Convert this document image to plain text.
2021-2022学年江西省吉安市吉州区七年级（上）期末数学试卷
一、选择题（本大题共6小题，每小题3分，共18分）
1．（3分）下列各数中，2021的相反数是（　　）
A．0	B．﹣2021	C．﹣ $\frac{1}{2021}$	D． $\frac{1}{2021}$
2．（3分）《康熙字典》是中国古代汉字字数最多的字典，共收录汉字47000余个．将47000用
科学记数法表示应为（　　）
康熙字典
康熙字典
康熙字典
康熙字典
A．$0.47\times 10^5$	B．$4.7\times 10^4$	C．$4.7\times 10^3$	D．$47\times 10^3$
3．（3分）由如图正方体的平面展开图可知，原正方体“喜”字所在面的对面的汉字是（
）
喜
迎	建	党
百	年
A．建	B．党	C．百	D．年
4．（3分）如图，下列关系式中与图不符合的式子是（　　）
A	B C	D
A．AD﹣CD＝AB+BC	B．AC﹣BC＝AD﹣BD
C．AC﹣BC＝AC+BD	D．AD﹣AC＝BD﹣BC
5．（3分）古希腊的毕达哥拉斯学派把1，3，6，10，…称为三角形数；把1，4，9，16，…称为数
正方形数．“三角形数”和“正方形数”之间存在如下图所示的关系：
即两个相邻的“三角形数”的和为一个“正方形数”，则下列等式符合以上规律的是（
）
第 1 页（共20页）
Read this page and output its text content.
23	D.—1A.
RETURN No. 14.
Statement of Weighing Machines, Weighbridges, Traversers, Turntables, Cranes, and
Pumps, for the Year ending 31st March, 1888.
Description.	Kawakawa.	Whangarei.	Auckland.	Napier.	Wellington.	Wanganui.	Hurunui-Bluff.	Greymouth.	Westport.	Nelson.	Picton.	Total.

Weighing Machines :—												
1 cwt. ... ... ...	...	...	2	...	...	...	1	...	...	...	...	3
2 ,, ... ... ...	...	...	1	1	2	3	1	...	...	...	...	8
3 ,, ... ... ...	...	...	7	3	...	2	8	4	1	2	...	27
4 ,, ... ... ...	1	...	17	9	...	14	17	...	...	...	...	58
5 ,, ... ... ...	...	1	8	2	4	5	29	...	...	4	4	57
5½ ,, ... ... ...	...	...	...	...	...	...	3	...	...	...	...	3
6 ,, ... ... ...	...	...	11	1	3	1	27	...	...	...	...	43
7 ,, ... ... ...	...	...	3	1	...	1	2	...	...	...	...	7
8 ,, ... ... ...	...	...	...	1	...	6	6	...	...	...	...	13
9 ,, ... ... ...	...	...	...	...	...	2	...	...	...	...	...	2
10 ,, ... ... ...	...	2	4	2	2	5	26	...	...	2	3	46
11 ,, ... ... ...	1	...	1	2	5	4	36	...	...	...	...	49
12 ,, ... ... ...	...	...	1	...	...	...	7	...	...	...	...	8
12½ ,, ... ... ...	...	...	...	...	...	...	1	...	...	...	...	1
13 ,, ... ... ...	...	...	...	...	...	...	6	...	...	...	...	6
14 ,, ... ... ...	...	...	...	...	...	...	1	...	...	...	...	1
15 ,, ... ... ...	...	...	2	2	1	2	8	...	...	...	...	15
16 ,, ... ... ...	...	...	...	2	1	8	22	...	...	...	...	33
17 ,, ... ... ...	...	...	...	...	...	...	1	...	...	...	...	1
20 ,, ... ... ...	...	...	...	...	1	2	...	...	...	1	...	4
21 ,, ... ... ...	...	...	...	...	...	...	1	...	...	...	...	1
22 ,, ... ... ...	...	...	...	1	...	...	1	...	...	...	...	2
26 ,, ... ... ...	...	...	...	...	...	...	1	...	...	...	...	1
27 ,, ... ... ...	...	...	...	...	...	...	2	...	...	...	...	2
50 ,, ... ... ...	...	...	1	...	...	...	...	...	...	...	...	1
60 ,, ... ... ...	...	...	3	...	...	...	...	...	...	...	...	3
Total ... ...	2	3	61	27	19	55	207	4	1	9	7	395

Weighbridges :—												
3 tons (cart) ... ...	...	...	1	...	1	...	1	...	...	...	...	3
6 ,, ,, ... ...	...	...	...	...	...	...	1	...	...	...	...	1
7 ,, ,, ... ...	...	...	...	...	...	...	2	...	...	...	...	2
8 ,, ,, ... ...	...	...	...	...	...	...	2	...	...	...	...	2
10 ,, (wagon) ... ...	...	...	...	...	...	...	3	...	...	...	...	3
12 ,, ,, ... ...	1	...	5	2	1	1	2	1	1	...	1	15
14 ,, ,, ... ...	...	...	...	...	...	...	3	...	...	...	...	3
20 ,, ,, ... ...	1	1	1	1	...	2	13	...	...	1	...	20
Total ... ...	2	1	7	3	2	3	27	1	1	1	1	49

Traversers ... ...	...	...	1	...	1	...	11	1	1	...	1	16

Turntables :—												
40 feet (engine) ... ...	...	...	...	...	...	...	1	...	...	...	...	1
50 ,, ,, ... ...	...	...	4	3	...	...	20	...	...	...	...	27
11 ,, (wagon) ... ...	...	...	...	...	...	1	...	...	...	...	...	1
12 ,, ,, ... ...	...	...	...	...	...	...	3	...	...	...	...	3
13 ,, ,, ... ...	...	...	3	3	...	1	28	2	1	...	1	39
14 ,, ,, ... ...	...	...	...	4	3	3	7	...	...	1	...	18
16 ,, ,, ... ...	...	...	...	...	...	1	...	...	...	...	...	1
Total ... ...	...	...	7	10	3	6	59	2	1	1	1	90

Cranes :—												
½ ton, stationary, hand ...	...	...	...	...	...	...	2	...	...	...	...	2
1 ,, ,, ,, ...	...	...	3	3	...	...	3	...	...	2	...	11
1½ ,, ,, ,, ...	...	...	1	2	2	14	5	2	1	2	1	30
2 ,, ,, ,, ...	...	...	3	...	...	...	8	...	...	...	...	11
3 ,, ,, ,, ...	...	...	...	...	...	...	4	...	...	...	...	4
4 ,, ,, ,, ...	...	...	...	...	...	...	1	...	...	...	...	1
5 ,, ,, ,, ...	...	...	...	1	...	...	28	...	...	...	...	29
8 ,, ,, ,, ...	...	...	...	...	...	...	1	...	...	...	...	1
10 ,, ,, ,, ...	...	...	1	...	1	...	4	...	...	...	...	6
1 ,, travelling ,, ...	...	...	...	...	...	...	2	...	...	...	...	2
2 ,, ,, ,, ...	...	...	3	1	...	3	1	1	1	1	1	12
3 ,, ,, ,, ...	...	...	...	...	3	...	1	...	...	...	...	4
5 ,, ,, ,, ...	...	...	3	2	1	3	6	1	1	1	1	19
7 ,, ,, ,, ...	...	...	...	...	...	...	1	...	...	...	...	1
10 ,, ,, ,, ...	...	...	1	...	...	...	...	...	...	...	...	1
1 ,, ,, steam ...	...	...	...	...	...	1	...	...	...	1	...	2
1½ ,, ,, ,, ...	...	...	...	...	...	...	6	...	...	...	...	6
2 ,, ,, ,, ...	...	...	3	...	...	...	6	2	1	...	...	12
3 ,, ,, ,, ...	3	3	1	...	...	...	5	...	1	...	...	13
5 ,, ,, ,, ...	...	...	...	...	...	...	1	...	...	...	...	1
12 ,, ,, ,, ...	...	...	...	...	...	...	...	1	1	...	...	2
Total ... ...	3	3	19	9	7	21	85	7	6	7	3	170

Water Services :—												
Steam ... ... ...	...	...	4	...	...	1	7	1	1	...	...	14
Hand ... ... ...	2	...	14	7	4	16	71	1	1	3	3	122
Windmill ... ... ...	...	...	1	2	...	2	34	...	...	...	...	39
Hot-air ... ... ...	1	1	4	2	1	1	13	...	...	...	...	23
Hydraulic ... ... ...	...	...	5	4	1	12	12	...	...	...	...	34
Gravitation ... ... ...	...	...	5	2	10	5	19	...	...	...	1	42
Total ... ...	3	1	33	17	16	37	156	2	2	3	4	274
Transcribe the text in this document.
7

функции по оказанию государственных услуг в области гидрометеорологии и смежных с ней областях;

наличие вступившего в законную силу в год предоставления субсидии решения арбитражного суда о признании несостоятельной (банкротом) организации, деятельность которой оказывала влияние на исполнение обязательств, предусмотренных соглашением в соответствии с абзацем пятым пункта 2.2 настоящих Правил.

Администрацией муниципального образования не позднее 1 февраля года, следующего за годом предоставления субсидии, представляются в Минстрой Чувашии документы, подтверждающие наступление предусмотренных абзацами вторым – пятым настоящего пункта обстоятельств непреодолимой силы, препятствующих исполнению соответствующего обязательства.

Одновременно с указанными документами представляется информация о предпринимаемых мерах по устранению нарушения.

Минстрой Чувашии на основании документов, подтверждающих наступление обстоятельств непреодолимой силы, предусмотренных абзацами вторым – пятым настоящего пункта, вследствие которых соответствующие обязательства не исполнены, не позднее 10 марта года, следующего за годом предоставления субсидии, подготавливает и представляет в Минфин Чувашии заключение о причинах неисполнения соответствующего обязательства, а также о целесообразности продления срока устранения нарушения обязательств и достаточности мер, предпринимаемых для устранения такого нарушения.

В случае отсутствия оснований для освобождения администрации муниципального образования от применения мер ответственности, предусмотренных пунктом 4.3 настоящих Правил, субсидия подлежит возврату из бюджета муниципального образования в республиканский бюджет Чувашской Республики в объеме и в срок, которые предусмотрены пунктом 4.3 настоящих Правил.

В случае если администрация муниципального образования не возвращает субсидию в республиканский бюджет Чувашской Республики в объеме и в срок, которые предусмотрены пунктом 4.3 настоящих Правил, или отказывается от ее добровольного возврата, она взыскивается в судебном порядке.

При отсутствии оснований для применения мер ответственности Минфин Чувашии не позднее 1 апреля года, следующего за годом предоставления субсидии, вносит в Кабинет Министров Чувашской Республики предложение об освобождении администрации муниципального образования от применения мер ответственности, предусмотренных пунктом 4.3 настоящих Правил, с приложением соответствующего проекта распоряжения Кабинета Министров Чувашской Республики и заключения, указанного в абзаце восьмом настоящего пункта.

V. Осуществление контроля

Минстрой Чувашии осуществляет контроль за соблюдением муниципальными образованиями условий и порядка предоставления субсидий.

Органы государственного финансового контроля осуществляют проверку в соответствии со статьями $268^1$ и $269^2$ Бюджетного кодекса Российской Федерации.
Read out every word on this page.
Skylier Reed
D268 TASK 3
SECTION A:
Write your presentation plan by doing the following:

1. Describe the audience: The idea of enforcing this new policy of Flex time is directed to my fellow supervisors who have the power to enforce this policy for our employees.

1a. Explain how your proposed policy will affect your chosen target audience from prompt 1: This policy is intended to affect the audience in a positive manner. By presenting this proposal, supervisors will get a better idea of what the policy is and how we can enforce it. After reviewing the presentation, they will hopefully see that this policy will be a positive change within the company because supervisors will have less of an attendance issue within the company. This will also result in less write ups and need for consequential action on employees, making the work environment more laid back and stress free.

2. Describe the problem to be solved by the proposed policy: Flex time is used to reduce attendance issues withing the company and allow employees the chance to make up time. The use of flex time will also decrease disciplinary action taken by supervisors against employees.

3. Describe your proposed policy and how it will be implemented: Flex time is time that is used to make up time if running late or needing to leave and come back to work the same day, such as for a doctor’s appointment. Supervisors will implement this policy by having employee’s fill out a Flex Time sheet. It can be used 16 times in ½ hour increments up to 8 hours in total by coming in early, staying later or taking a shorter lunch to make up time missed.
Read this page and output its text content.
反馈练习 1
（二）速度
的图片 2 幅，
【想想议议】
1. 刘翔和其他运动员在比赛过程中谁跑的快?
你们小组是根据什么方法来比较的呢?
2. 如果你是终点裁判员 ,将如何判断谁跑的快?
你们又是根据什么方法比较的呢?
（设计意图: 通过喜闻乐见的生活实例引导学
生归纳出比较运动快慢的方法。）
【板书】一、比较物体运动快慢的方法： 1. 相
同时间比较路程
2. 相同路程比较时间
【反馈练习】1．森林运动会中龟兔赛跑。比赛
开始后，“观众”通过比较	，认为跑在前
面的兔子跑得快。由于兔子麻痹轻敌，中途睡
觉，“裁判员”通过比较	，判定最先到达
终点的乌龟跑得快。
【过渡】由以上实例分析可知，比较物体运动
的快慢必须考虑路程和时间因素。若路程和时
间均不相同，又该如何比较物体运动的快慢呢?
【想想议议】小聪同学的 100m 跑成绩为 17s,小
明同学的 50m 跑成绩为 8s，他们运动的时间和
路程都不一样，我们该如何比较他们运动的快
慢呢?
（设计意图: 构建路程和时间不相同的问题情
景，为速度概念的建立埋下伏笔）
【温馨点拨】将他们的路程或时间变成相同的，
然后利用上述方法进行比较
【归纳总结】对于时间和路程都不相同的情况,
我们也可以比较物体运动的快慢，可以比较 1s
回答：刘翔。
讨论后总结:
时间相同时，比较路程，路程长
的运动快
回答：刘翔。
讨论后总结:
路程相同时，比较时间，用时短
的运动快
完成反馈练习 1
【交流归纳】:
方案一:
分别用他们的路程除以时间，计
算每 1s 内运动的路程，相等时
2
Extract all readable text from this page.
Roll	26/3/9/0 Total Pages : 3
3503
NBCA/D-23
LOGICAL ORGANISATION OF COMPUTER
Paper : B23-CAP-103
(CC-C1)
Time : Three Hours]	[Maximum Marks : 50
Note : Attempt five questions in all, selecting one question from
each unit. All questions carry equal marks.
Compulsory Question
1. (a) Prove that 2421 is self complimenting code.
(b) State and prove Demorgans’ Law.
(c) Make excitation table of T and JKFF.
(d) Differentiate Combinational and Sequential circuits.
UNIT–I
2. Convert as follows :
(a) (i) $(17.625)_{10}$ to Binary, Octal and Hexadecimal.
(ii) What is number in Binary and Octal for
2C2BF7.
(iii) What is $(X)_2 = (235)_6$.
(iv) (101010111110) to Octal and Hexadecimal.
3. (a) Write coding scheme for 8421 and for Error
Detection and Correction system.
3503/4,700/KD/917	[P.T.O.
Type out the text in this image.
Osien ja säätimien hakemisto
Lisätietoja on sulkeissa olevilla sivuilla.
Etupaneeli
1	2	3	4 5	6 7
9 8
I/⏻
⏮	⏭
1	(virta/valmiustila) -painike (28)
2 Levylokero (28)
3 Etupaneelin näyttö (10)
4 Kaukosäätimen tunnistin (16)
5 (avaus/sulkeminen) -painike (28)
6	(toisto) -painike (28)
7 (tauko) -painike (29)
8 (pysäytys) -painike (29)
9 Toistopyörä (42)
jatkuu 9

_ _ _

**DIRECTIONS FOR THIS TASK**
Gather each line from the entries above that includes the word "Binary".

**TASK OUTPUT**
(a) (i) $(17.625)_{10}$ to Binary, Octal and Hexadecimal.
(ii) What is number in Binary and Octal for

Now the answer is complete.